Copy out all lines that hold "tích".

-- START OF RECORDS --

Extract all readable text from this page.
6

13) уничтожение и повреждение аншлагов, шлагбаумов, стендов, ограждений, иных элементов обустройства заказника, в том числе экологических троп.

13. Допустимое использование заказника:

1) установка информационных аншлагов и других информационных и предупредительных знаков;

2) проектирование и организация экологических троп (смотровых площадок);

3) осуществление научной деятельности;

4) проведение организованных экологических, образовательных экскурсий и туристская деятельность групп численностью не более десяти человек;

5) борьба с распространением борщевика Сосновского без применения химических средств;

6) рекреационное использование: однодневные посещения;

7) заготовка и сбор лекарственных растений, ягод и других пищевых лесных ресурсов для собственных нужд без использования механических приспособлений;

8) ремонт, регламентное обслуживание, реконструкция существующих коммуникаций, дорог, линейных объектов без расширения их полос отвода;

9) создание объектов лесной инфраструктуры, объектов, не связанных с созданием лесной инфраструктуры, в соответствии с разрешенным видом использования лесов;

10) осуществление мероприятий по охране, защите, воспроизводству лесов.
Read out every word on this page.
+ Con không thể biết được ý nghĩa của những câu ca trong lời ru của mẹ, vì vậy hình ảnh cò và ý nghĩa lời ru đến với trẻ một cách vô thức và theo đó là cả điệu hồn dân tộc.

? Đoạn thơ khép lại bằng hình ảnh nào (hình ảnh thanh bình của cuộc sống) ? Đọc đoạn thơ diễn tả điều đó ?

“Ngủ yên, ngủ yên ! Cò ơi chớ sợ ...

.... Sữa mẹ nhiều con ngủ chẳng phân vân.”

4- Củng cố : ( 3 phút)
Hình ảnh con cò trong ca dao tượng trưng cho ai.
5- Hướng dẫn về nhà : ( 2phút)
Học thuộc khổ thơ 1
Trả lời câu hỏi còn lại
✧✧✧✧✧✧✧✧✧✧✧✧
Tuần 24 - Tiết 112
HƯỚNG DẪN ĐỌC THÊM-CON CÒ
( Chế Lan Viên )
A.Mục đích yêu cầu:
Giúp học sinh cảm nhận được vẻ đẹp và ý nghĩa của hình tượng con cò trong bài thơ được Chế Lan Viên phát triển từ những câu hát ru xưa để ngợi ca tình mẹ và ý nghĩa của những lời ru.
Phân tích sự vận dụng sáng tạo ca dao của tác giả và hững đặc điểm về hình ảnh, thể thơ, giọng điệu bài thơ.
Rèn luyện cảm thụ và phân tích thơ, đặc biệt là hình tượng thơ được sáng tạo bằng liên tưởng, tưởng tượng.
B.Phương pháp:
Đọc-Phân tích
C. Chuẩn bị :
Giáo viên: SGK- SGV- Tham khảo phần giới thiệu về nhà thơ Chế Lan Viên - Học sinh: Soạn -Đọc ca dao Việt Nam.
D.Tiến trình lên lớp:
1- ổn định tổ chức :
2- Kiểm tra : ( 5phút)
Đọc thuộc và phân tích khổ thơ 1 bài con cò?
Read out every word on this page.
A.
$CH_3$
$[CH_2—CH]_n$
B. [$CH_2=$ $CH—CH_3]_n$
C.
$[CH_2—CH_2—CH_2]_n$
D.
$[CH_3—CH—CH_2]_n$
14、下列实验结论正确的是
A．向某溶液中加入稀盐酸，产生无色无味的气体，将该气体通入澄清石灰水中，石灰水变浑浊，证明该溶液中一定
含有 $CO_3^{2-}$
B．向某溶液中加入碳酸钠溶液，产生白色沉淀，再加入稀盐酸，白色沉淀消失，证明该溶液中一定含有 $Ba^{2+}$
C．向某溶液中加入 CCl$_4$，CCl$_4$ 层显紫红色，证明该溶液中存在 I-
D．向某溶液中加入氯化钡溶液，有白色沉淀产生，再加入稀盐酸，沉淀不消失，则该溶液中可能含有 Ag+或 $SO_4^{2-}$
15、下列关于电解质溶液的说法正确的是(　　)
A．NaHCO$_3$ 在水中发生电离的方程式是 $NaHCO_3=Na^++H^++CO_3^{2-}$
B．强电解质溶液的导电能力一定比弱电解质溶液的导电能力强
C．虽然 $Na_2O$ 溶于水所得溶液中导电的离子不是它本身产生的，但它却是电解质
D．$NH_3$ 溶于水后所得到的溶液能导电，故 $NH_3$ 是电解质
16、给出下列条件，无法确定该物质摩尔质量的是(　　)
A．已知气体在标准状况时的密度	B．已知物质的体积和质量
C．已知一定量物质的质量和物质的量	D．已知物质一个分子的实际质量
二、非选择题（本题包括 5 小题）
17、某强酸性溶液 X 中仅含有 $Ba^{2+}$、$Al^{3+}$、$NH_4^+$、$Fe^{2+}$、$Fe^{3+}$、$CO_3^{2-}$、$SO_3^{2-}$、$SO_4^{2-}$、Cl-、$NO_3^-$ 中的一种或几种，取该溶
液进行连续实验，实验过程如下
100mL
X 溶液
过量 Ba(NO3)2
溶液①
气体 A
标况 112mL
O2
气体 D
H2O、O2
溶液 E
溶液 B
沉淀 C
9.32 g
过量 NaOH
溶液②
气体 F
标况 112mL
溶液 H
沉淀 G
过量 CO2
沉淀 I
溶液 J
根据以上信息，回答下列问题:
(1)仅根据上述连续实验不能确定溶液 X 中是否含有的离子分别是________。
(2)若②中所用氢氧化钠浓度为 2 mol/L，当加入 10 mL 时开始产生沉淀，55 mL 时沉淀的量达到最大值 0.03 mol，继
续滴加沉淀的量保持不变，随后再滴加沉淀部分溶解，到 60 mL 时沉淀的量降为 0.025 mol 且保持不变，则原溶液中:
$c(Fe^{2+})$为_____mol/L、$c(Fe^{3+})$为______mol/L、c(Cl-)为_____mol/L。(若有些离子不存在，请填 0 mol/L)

-- END OF RECORDS --

| TASK RESULT |
Phân tích sự vận dụng sáng tạo ca dao của tác giả và hững đặc điểm về hình ảnh, thể thơ, giọng điệu bài thơ.
Rèn luyện cảm thụ và phân tích thơ, đặc biệt là hình tượng thơ được sáng tạo bằng liên tưởng, tưởng tượng.
Đọc-Phân tích
Đọc thuộc và phân tích khổ thơ 1 bài con cò?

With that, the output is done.